[Records about charts and figures]
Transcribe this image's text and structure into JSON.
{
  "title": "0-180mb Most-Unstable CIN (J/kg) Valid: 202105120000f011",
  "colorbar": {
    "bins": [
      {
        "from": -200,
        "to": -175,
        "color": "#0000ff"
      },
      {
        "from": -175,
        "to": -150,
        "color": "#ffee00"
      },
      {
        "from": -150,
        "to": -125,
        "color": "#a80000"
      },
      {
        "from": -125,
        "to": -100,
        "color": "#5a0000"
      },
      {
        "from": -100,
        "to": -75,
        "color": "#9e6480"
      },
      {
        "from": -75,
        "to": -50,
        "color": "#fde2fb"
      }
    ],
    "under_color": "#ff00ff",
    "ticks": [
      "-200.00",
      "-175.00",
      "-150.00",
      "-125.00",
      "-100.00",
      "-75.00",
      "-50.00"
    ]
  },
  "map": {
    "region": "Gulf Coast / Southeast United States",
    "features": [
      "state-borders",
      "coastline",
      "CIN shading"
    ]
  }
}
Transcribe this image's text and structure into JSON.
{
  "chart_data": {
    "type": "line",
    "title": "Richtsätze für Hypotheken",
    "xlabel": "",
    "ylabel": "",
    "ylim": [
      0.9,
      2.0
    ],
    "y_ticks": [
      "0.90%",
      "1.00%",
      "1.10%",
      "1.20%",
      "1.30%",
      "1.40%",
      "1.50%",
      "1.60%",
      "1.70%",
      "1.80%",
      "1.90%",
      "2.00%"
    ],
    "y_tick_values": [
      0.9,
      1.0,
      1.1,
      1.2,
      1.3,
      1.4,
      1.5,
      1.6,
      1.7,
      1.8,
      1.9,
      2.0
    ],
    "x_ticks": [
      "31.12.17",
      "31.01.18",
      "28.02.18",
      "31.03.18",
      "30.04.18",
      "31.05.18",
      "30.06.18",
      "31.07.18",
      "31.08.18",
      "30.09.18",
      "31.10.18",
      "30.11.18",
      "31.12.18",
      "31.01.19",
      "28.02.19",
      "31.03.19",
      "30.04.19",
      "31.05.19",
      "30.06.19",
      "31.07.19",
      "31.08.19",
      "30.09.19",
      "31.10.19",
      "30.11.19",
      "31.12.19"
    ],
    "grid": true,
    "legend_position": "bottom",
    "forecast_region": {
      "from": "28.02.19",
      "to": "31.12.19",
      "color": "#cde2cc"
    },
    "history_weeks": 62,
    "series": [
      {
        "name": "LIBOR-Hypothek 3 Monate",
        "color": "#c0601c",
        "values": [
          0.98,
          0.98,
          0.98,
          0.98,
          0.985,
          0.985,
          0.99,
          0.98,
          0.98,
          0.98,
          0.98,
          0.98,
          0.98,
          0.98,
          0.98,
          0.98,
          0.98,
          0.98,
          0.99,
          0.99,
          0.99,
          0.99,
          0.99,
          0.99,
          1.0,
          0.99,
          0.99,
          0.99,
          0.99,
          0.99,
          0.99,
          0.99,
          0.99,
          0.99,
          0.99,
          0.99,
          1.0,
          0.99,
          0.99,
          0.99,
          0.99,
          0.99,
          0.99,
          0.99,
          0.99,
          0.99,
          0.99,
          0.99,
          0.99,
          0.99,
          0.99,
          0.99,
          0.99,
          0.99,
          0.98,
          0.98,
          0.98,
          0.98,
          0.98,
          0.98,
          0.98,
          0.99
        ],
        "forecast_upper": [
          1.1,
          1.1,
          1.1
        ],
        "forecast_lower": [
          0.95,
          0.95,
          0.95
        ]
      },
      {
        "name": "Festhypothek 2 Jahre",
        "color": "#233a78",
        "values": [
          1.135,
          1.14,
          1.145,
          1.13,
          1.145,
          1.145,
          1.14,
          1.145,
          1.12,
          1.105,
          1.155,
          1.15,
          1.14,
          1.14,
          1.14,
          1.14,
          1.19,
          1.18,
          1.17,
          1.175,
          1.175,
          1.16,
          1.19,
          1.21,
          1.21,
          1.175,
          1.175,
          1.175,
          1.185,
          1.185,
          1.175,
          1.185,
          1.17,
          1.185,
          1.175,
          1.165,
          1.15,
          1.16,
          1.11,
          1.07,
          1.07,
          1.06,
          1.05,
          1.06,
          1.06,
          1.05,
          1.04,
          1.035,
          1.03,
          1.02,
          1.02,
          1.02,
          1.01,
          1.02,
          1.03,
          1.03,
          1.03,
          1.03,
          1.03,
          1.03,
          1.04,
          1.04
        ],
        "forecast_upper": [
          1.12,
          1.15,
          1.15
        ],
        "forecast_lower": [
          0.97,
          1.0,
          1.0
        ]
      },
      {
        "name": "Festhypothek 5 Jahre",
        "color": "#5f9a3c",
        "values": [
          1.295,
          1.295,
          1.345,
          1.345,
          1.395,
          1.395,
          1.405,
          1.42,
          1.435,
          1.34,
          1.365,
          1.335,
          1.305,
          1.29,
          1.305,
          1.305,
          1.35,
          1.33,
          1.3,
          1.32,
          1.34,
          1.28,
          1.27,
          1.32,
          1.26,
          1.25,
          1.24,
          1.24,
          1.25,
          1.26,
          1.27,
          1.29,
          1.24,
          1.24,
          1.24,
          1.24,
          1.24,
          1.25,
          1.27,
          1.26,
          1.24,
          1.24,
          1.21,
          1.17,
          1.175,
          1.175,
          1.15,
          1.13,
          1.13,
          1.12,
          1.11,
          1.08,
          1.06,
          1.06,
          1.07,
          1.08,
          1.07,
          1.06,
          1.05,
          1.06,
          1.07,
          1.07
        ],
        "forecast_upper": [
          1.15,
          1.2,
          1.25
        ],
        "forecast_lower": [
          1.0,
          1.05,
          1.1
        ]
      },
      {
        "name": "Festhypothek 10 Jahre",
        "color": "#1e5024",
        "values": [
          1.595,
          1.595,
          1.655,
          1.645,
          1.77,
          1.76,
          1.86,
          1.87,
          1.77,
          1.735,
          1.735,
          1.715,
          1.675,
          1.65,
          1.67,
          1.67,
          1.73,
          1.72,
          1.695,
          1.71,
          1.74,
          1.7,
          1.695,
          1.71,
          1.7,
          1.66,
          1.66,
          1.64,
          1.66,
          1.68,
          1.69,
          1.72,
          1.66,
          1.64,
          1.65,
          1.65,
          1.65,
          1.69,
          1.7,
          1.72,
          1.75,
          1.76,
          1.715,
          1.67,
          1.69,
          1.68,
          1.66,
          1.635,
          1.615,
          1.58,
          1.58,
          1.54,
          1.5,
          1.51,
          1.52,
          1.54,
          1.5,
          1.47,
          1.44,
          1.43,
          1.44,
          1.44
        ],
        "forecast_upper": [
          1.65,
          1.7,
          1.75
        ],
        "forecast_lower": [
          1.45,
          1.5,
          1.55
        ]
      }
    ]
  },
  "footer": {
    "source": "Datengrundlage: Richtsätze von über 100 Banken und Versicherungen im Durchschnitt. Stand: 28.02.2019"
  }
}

Exercise goal
Quote all of the entries exactly as they appear.

Response to the task
Transcribe this image's text and structure into JSON.
{
  "title": "0-180mb Most-Unstable CIN (J/kg) Valid: 202105120000f011",
  "colorbar": {
    "bins": [
      {
        "from": -200,
        "to": -175,
        "color": "#0000ff"
      },
      {
        "from": -175,
        "to": -150,
        "color": "#ffee00"
      },
      {
        "from": -150,
        "to": -125,
        "color": "#a80000"
      },
      {
        "from": -125,
        "to": -100,
        "color": "#5a0000"
      },
      {
        "from": -100,
        "to": -75,
        "color": "#9e6480"
      },
      {
        "from": -75,
        "to": -50,
        "color": "#fde2fb"
      }
    ],
    "under_color": "#ff00ff",
    "ticks": [
      "-200.00",
      "-175.00",
      "-150.00",
      "-125.00",
      "-100.00",
      "-75.00",
      "-50.00"
    ]
  },
  "map": {
    "region": "Gulf Coast / Southeast United States",
    "features": [
      "state-borders",
      "coastline",
      "CIN shading"
    ]
  }
}
Transcribe this image's text and structure into JSON.
{
  "chart_data": {
    "type": "line",
    "title": "Richtsätze für Hypotheken",
    "xlabel": "",
    "ylabel": "",
    "ylim": [
      0.9,
      2.0
    ],
    "y_ticks": [
      "0.90%",
      "1.00%",
      "1.10%",
      "1.20%",
      "1.30%",
      "1.40%",
      "1.50%",
      "1.60%",
      "1.70%",
      "1.80%",
      "1.90%",
      "2.00%"
    ],
    "y_tick_values": [
      0.9,
      1.0,
      1.1,
      1.2,
      1.3,
      1.4,
      1.5,
      1.6,
      1.7,
      1.8,
      1.9,
      2.0
    ],
    "x_ticks": [
      "31.12.17",
      "31.01.18",
      "28.02.18",
      "31.03.18",
      "30.04.18",
      "31.05.18",
      "30.06.18",
      "31.07.18",
      "31.08.18",
      "30.09.18",
      "31.10.18",
      "30.11.18",
      "31.12.18",
      "31.01.19",
      "28.02.19",
      "31.03.19",
      "30.04.19",
      "31.05.19",
      "30.06.19",
      "31.07.19",
      "31.08.19",
      "30.09.19",
      "31.10.19",
      "30.11.19",
      "31.12.19"
    ],
    "grid": true,
    "legend_position": "bottom",
    "forecast_region": {
      "from": "28.02.19",
      "to": "31.12.19",
      "color": "#cde2cc"
    },
    "history_weeks": 62,
    "series": [
      {
        "name": "LIBOR-Hypothek 3 Monate",
        "color": "#c0601c",
        "values": [
          0.98,
          0.98,
          0.98,
          0.98,
          0.985,
          0.985,
          0.99,
          0.98,
          0.98,
          0.98,
          0.98,
          0.98,
          0.98,
          0.98,
          0.98,
          0.98,
          0.98,
          0.98,
          0.99,
          0.99,
          0.99,
          0.99,
          0.99,
          0.99,
          1.0,
          0.99,
          0.99,
          0.99,
          0.99,
          0.99,
          0.99,
          0.99,
          0.99,
          0.99,
          0.99,
          0.99,
          1.0,
          0.99,
          0.99,
          0.99,
          0.99,
          0.99,
          0.99,
          0.99,
          0.99,
          0.99,
          0.99,
          0.99,
          0.99,
          0.99,
          0.99,
          0.99,
          0.99,
          0.99,
          0.98,
          0.98,
          0.98,
          0.98,
          0.98,
          0.98,
          0.98,
          0.99
        ],
        "forecast_upper": [
          1.1,
          1.1,
          1.1
        ],
        "forecast_lower": [
          0.95,
          0.95,
          0.95
        ]
      },
      {
        "name": "Festhypothek 2 Jahre",
        "color": "#233a78",
        "values": [
          1.135,
          1.14,
          1.145,
          1.13,
          1.145,
          1.145,
          1.14,
          1.145,
          1.12,
          1.105,
          1.155,
          1.15,
          1.14,
          1.14,
          1.14,
          1.14,
          1.19,
          1.18,
          1.17,
          1.175,
          1.175,
          1.16,
          1.19,
          1.21,
          1.21,
          1.175,
          1.175,
          1.175,
          1.185,
          1.185,
          1.175,
          1.185,
          1.17,
          1.185,
          1.175,
          1.165,
          1.15,
          1.16,
          1.11,
          1.07,
          1.07,
          1.06,
          1.05,
          1.06,
          1.06,
          1.05,
          1.04,
          1.035,
          1.03,
          1.02,
          1.02,
          1.02,
          1.01,
          1.02,
          1.03,
          1.03,
          1.03,
          1.03,
          1.03,
          1.03,
          1.04,
          1.04
        ],
        "forecast_upper": [
          1.12,
          1.15,
          1.15
        ],
        "forecast_lower": [
          0.97,
          1.0,
          1.0
        ]
      },
      {
        "name": "Festhypothek 5 Jahre",
        "color": "#5f9a3c",
        "values": [
          1.295,
          1.295,
          1.345,
          1.345,
          1.395,
          1.395,
          1.405,
          1.42,
          1.435,
          1.34,
          1.365,
          1.335,
          1.305,
          1.29,
          1.305,
          1.305,
          1.35,
          1.33,
          1.3,
          1.32,
          1.34,
          1.28,
          1.27,
          1.32,
          1.26,
          1.25,
          1.24,
          1.24,
          1.25,
          1.26,
          1.27,
          1.29,
          1.24,
          1.24,
          1.24,
          1.24,
          1.24,
          1.25,
          1.27,
          1.26,
          1.24,
          1.24,
          1.21,
          1.17,
          1.175,
          1.175,
          1.15,
          1.13,
          1.13,
          1.12,
          1.11,
          1.08,
          1.06,
          1.06,
          1.07,
          1.08,
          1.07,
          1.06,
          1.05,
          1.06,
          1.07,
          1.07
        ],
        "forecast_upper": [
          1.15,
          1.2,
          1.25
        ],
        "forecast_lower": [
          1.0,
          1.05,
          1.1
        ]
      },
      {
        "name": "Festhypothek 10 Jahre",
        "color": "#1e5024",
        "values": [
          1.595,
          1.595,
          1.655,
          1.645,
          1.77,
          1.76,
          1.86,
          1.87,
          1.77,
          1.735,
          1.735,
          1.715,
          1.675,
          1.65,
          1.67,
          1.67,
          1.73,
          1.72,
          1.695,
          1.71,
          1.74,
          1.7,
          1.695,
          1.71,
          1.7,
          1.66,
          1.66,
          1.64,
          1.66,
          1.68,
          1.69,
          1.72,
          1.66,
          1.64,
          1.65,
          1.65,
          1.65,
          1.69,
          1.7,
          1.72,
          1.75,
          1.76,
          1.715,
          1.67,
          1.69,
          1.68,
          1.66,
          1.635,
          1.615,
          1.58,
          1.58,
          1.54,
          1.5,
          1.51,
          1.52,
          1.54,
          1.5,
          1.47,
          1.44,
          1.43,
          1.44,
          1.44
        ],
        "forecast_upper": [
          1.65,
          1.7,
          1.75
        ],
        "forecast_lower": [
          1.45,
          1.5,
          1.55
        ]
      }
    ]
  },
  "footer": {
    "source": "Datengrundlage: Richtsätze von über 100 Banken und Versicherungen im Durchschnitt. Stand: 28.02.2019"
  }
}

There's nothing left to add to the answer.